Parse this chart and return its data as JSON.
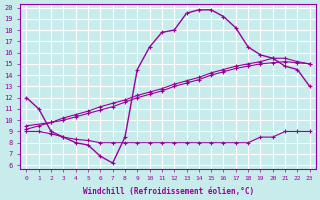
{
  "xlabel": "Windchill (Refroidissement éolien,°C)",
  "bg_color": "#c8ecec",
  "grid_color": "#ffffff",
  "line_color": "#990099",
  "xlim": [
    -0.5,
    23.5
  ],
  "ylim": [
    5.7,
    20.3
  ],
  "xticks": [
    0,
    1,
    2,
    3,
    4,
    5,
    6,
    7,
    8,
    9,
    10,
    11,
    12,
    13,
    14,
    15,
    16,
    17,
    18,
    19,
    20,
    21,
    22,
    23
  ],
  "yticks": [
    6,
    7,
    8,
    9,
    10,
    11,
    12,
    13,
    14,
    15,
    16,
    17,
    18,
    19,
    20
  ],
  "curve_x": [
    0,
    1,
    2,
    3,
    4,
    5,
    6,
    7,
    8,
    9,
    10,
    11,
    12,
    13,
    14,
    15,
    16,
    17,
    18,
    19,
    20,
    21,
    22,
    23
  ],
  "curve_y": [
    12.0,
    11.0,
    9.0,
    8.5,
    8.0,
    7.8,
    6.8,
    6.2,
    8.5,
    14.5,
    16.5,
    17.8,
    18.0,
    19.5,
    19.8,
    19.8,
    19.2,
    18.2,
    16.5,
    15.8,
    15.5,
    14.8,
    14.5,
    13.0
  ],
  "line1_x": [
    0,
    1,
    2,
    3,
    4,
    5,
    6,
    7,
    8,
    9,
    10,
    11,
    12,
    13,
    14,
    15,
    16,
    17,
    18,
    19,
    20,
    21,
    22,
    23
  ],
  "line1_y": [
    9.0,
    9.0,
    8.8,
    8.5,
    8.3,
    8.2,
    8.0,
    8.0,
    8.0,
    8.0,
    8.0,
    8.0,
    8.0,
    8.0,
    8.0,
    8.0,
    8.0,
    8.0,
    8.0,
    8.5,
    8.5,
    9.0,
    9.0,
    9.0
  ],
  "line2_x": [
    0,
    2,
    3,
    4,
    5,
    6,
    7,
    8,
    9,
    10,
    11,
    12,
    13,
    14,
    15,
    16,
    17,
    18,
    19,
    20,
    21,
    22,
    23
  ],
  "line2_y": [
    9.5,
    9.8,
    10.2,
    10.5,
    10.8,
    11.2,
    11.5,
    11.8,
    12.2,
    12.5,
    12.8,
    13.2,
    13.5,
    13.8,
    14.2,
    14.5,
    14.8,
    15.0,
    15.2,
    15.5,
    15.5,
    15.2,
    15.0
  ],
  "line3_x": [
    0,
    1,
    2,
    3,
    4,
    5,
    6,
    7,
    8,
    9,
    10,
    11,
    12,
    13,
    14,
    15,
    16,
    17,
    18,
    19,
    20,
    21,
    22,
    23
  ],
  "line3_y": [
    9.2,
    9.5,
    9.8,
    10.0,
    10.3,
    10.6,
    10.9,
    11.2,
    11.6,
    12.0,
    12.3,
    12.6,
    13.0,
    13.3,
    13.6,
    14.0,
    14.3,
    14.6,
    14.8,
    15.0,
    15.1,
    15.2,
    15.1,
    15.0
  ]
}
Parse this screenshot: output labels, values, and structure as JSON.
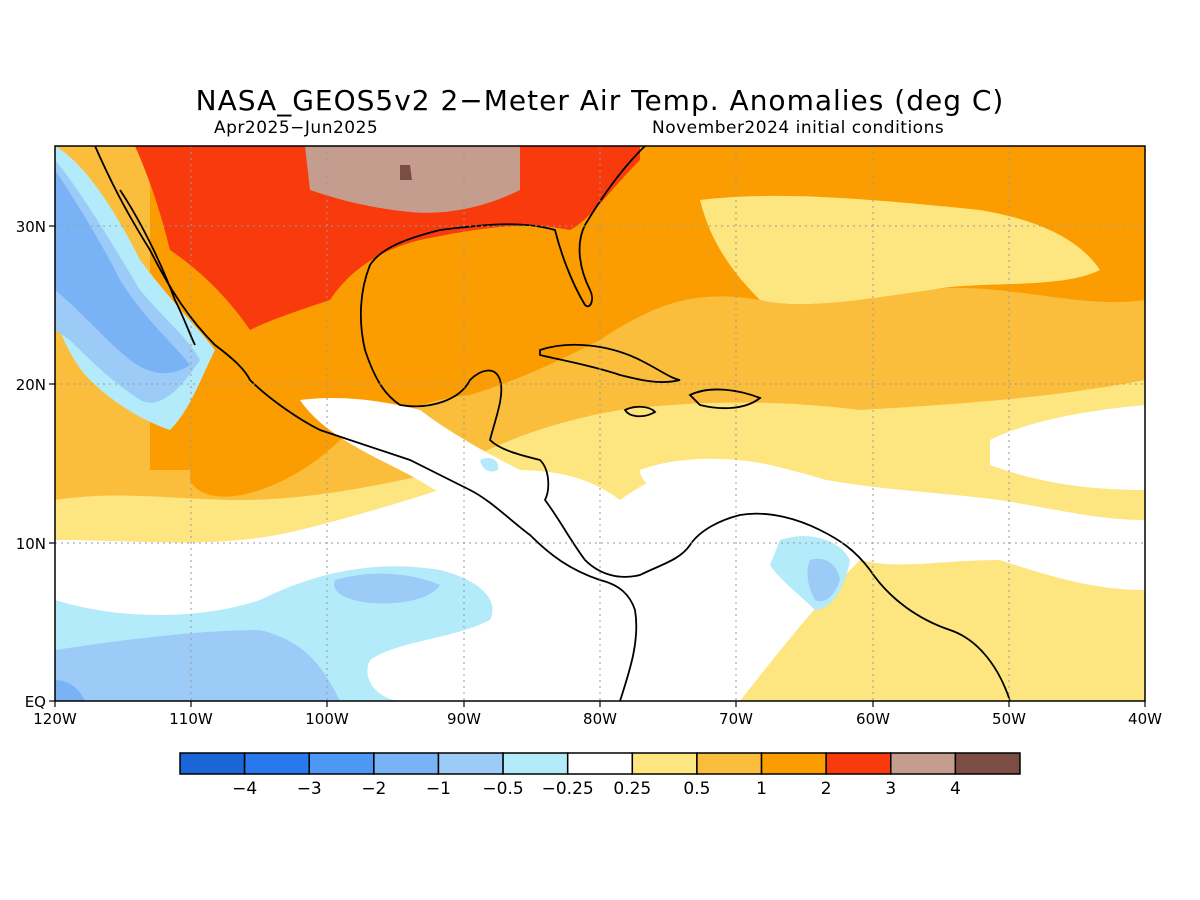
{
  "title": "NASA_GEOS5v2 2−Meter Air Temp. Anomalies (deg C)",
  "period": "Apr2025−Jun2025",
  "init": "November2024 initial conditions",
  "axes": {
    "lat_ticks": [
      "30N",
      "20N",
      "10N",
      "EQ"
    ],
    "lon_ticks": [
      "120W",
      "110W",
      "100W",
      "90W",
      "80W",
      "70W",
      "60W",
      "50W",
      "40W"
    ]
  },
  "colorbar": {
    "labels": [
      "−4",
      "−3",
      "−2",
      "−1",
      "−0.5",
      "−0.25",
      "0.25",
      "0.5",
      "1",
      "2",
      "3",
      "4"
    ],
    "colors": [
      "#1a66d6",
      "#2a78ee",
      "#4d97f5",
      "#79b3f5",
      "#9dcbf8",
      "#b3ebfa",
      "#ffffff",
      "#fde57f",
      "#fbbd3c",
      "#fb9d00",
      "#f83a0c",
      "#c59d8f",
      "#7c4d45"
    ]
  },
  "palette": {
    "frame": "#000000",
    "grid": "#9a9a9a"
  }
}
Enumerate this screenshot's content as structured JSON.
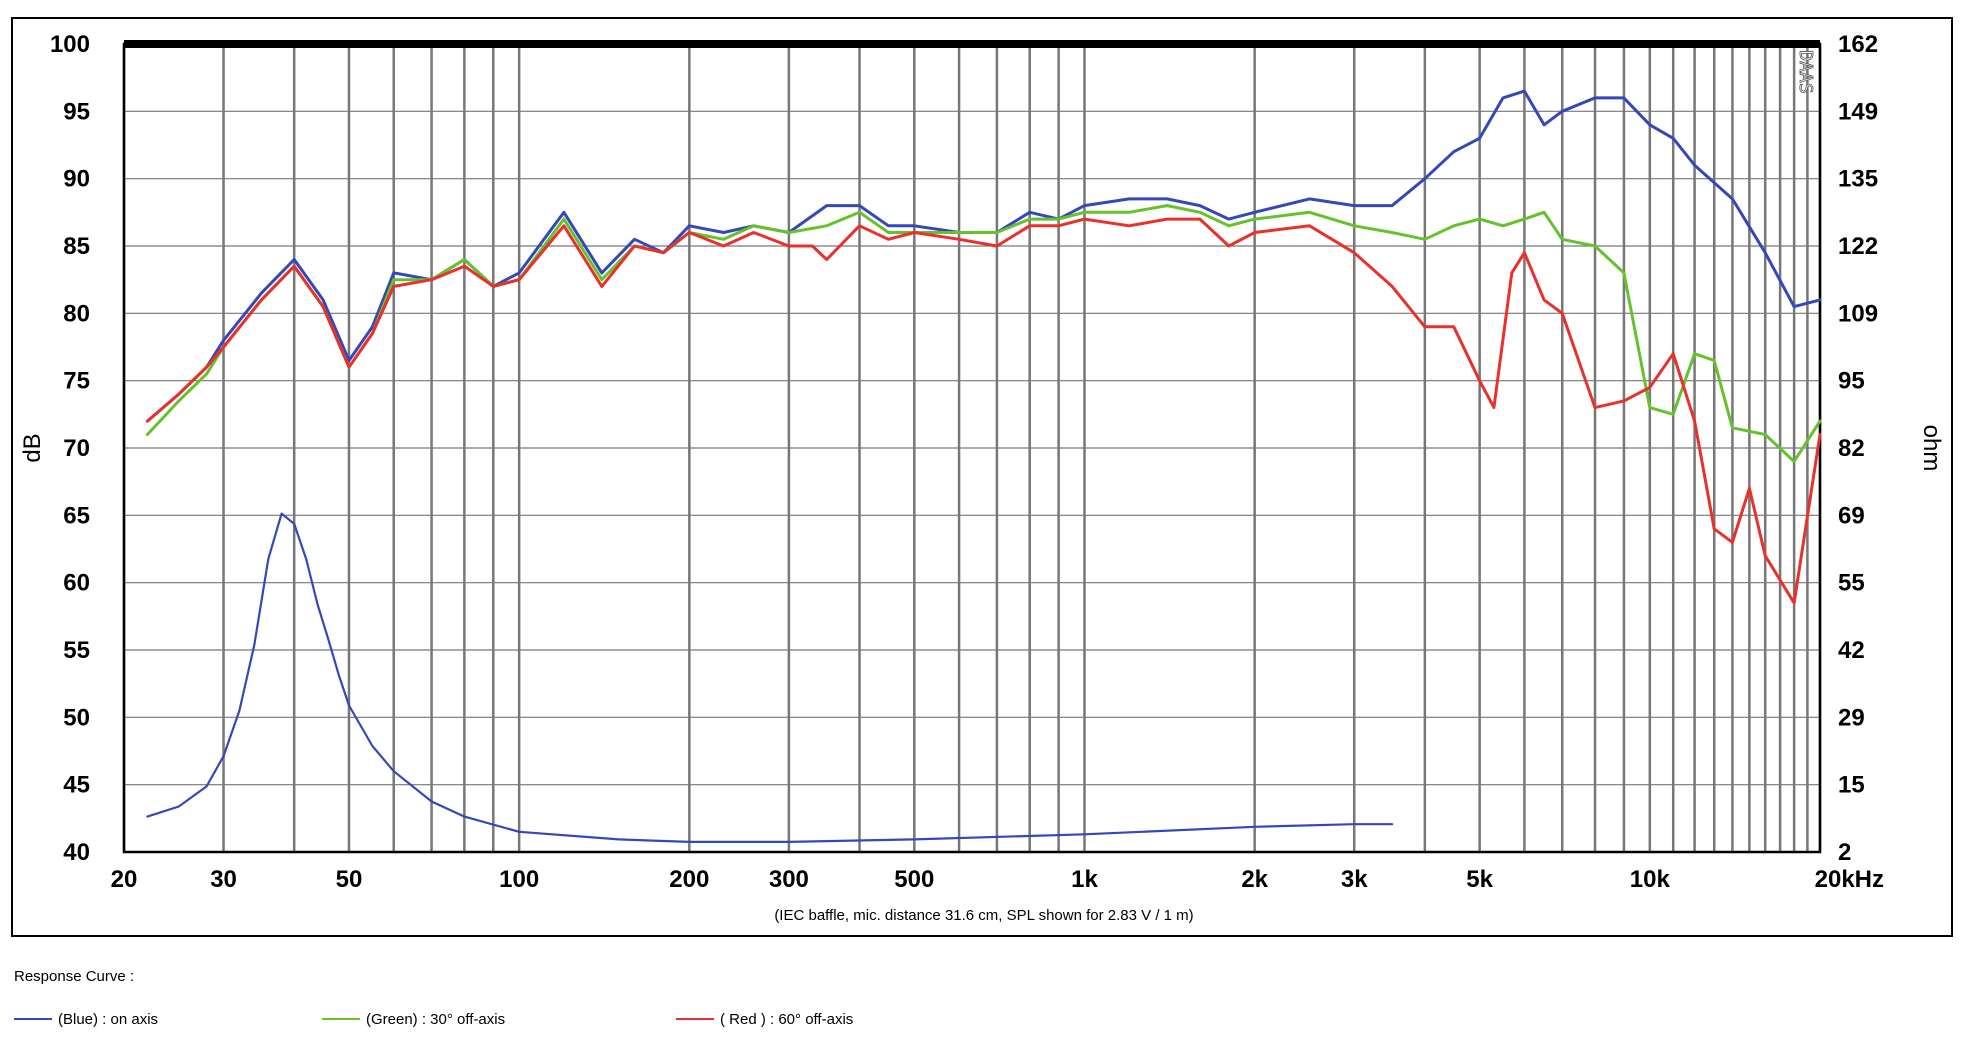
{
  "chart_data": {
    "type": "line",
    "xscale": "log",
    "xlim": [
      20,
      20000
    ],
    "ylim": [
      40,
      100
    ],
    "y2lim": [
      2,
      162
    ],
    "xticks": [
      20,
      30,
      50,
      100,
      200,
      300,
      500,
      1000,
      2000,
      3000,
      5000,
      10000,
      20000
    ],
    "xtick_labels": [
      "20",
      "30",
      "50",
      "100",
      "200",
      "300",
      "500",
      "1k",
      "2k",
      "3k",
      "5k",
      "10k",
      "20kHz"
    ],
    "yticks": [
      40,
      45,
      50,
      55,
      60,
      65,
      70,
      75,
      80,
      85,
      90,
      95,
      100
    ],
    "ytick_labels": [
      "40",
      "45",
      "50",
      "55",
      "60",
      "65",
      "70",
      "75",
      "80",
      "85",
      "90",
      "95",
      "100"
    ],
    "y2tick_labels": [
      "2",
      "15",
      "29",
      "42",
      "55",
      "69",
      "82",
      "95",
      "109",
      "122",
      "135",
      "149",
      "162"
    ],
    "ylabel": "dB",
    "y2label": "ohm",
    "note": "(IEC baffle, mic. distance 31.6 cm, SPL shown for 2.83 V / 1 m)",
    "watermark": "DAAS",
    "grid": true,
    "series": [
      {
        "name": "(Blue) : on axis",
        "color": "#3548b8",
        "x": [
          22,
          25,
          28,
          30,
          35,
          40,
          45,
          50,
          55,
          60,
          70,
          80,
          90,
          100,
          120,
          140,
          160,
          180,
          200,
          230,
          260,
          300,
          350,
          400,
          450,
          500,
          600,
          700,
          800,
          900,
          1000,
          1200,
          1400,
          1600,
          1800,
          2000,
          2500,
          3000,
          3500,
          4000,
          4500,
          5000,
          5500,
          6000,
          6500,
          7000,
          8000,
          9000,
          10000,
          11000,
          12000,
          14000,
          16000,
          18000,
          20000
        ],
        "y": [
          72,
          74,
          76,
          78,
          81.5,
          84,
          81,
          76.5,
          79,
          83,
          82.5,
          84,
          82,
          83,
          87.5,
          83,
          85.5,
          84.5,
          86.5,
          86,
          86.5,
          86,
          88,
          88,
          86.5,
          86.5,
          86,
          86,
          87.5,
          87,
          88,
          88.5,
          88.5,
          88,
          87,
          87.5,
          88.5,
          88,
          88,
          90,
          92,
          93,
          96,
          96.5,
          94,
          95,
          96,
          96,
          94,
          93,
          91,
          88.5,
          84.5,
          80.5,
          81
        ]
      },
      {
        "name": "(Green) : 30° off-axis",
        "color": "#66c22c",
        "x": [
          22,
          25,
          28,
          30,
          35,
          40,
          45,
          50,
          55,
          60,
          70,
          80,
          90,
          100,
          120,
          140,
          160,
          180,
          200,
          230,
          260,
          300,
          350,
          400,
          450,
          500,
          600,
          700,
          800,
          900,
          1000,
          1200,
          1400,
          1600,
          1800,
          2000,
          2500,
          3000,
          3500,
          4000,
          4500,
          5000,
          5500,
          6000,
          6500,
          7000,
          8000,
          9000,
          10000,
          11000,
          12000,
          13000,
          14000,
          16000,
          18000,
          20000
        ],
        "y": [
          71,
          73.5,
          75.5,
          77.5,
          81,
          83.5,
          80.5,
          76,
          78.5,
          82.5,
          82.5,
          84,
          82,
          82.5,
          87,
          82.5,
          85,
          84.5,
          86,
          85.5,
          86.5,
          86,
          86.5,
          87.5,
          86,
          86,
          86,
          86,
          87,
          87,
          87.5,
          87.5,
          88,
          87.5,
          86.5,
          87,
          87.5,
          86.5,
          86,
          85.5,
          86.5,
          87,
          86.5,
          87,
          87.5,
          85.5,
          85,
          83,
          73,
          72.5,
          77,
          76.5,
          71.5,
          71,
          69,
          72
        ]
      },
      {
        "name": "( Red ) : 60° off-axis",
        "color": "#e8312c",
        "x": [
          22,
          25,
          28,
          30,
          35,
          40,
          45,
          50,
          55,
          60,
          70,
          80,
          90,
          100,
          120,
          140,
          160,
          180,
          200,
          230,
          260,
          300,
          330,
          350,
          400,
          450,
          500,
          600,
          700,
          800,
          900,
          1000,
          1200,
          1400,
          1600,
          1800,
          2000,
          2500,
          3000,
          3500,
          4000,
          4500,
          5000,
          5300,
          5700,
          6000,
          6500,
          7000,
          8000,
          9000,
          10000,
          11000,
          12000,
          13000,
          14000,
          15000,
          16000,
          18000,
          20000
        ],
        "y": [
          72,
          74,
          76,
          77.5,
          81,
          83.5,
          80.5,
          76,
          78.5,
          82,
          82.5,
          83.5,
          82,
          82.5,
          86.5,
          82,
          85,
          84.5,
          86,
          85,
          86,
          85,
          85,
          84,
          86.5,
          85.5,
          86,
          85.5,
          85,
          86.5,
          86.5,
          87,
          86.5,
          87,
          87,
          85,
          86,
          86.5,
          84.5,
          82,
          79,
          79,
          75,
          73,
          83,
          84.5,
          81,
          80,
          73,
          73.5,
          74.5,
          77,
          72,
          64,
          63,
          67,
          62,
          58.5,
          71
        ]
      },
      {
        "name": "Impedance",
        "color": "#3548b8",
        "axis": "ohm",
        "x": [
          22,
          25,
          28,
          30,
          32,
          34,
          36,
          38,
          40,
          42,
          44,
          46,
          48,
          50,
          55,
          60,
          70,
          80,
          100,
          150,
          200,
          300,
          500,
          1000,
          2000,
          3000,
          3500
        ],
        "y": [
          9,
          11,
          15,
          21,
          30,
          43,
          60,
          69,
          67,
          60,
          51,
          44,
          37,
          31,
          23,
          18,
          12,
          9,
          6,
          4.5,
          4,
          4,
          4.5,
          5.5,
          7,
          7.5,
          7.5
        ]
      }
    ]
  },
  "legend": {
    "title": "Response Curve :",
    "items": [
      {
        "label": "(Blue) : on axis",
        "color": "#3548b8"
      },
      {
        "label": "(Green) : 30° off-axis",
        "color": "#66c22c"
      },
      {
        "label": "( Red ) : 60° off-axis",
        "color": "#e8312c"
      }
    ]
  }
}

* _Goal of the exercise_
Your answer should be only a number: how many lines of the data above contain the string "axis"?

* _Finished task_
7